_WORK TO BE COMPLETED_
Copy each line of the entries beneath that contains the word "icon".

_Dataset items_
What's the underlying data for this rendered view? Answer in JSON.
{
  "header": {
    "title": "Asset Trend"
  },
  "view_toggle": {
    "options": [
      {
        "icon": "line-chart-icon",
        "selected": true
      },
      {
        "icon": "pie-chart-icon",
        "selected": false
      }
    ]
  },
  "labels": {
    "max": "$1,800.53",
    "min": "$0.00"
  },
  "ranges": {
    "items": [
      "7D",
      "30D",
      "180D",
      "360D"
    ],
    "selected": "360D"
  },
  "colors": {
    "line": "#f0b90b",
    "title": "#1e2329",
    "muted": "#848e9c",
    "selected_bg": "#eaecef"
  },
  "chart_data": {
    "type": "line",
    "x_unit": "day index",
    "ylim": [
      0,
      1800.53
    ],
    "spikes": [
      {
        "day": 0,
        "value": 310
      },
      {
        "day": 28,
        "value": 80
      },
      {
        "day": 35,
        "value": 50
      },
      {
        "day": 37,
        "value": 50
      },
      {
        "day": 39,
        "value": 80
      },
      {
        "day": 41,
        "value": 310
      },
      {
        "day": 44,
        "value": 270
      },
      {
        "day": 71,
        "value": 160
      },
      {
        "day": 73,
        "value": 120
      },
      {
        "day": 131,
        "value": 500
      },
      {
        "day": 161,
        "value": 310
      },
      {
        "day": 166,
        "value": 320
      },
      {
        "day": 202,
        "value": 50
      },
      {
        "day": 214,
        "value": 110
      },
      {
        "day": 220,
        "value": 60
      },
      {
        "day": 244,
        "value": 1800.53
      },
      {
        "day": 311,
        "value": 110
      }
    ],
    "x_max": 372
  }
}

_FINAL RESULT_
        "icon": "line-chart-icon",
        "icon": "pie-chart-icon",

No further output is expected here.